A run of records
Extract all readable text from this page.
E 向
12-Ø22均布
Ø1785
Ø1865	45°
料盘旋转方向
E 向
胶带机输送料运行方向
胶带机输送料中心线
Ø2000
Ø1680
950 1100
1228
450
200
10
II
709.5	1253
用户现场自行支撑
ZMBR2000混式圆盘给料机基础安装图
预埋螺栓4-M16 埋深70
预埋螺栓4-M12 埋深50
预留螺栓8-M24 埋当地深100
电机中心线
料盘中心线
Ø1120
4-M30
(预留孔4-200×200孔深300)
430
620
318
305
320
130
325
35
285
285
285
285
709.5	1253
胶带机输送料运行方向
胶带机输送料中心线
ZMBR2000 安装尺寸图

--

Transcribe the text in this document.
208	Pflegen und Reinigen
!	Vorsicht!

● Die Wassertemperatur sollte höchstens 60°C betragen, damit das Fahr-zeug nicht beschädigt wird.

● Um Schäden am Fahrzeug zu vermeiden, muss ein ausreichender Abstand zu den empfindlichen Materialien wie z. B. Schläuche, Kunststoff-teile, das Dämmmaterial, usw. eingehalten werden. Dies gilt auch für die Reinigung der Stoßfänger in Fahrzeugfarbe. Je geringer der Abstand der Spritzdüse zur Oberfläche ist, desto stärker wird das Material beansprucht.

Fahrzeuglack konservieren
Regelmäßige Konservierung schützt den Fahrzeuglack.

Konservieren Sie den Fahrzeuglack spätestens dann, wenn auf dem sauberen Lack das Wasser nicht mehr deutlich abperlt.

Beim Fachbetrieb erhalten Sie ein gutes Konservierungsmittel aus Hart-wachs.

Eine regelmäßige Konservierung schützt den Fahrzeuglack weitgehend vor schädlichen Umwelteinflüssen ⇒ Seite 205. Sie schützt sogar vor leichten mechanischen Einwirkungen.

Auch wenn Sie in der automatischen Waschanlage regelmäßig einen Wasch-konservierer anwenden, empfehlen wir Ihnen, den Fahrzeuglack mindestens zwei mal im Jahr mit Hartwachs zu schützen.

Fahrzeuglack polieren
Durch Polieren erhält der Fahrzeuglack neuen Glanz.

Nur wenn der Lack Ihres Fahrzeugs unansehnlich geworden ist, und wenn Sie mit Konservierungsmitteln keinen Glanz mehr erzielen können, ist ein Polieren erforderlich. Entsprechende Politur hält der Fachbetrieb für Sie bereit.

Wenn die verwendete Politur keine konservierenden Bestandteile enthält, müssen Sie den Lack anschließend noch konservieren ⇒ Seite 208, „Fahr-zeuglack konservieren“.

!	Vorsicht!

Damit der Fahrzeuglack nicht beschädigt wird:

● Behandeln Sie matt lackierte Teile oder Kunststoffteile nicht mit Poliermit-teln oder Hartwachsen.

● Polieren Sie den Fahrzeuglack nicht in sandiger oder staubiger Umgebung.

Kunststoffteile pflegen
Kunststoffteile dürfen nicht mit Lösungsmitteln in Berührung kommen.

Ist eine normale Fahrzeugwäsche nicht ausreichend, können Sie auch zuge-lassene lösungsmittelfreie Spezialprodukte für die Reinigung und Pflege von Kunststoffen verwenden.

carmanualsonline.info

Problem details
List all lines holding the string "this".

Problem solution
Extract all readable text from this page.
Transcribe the text in this document.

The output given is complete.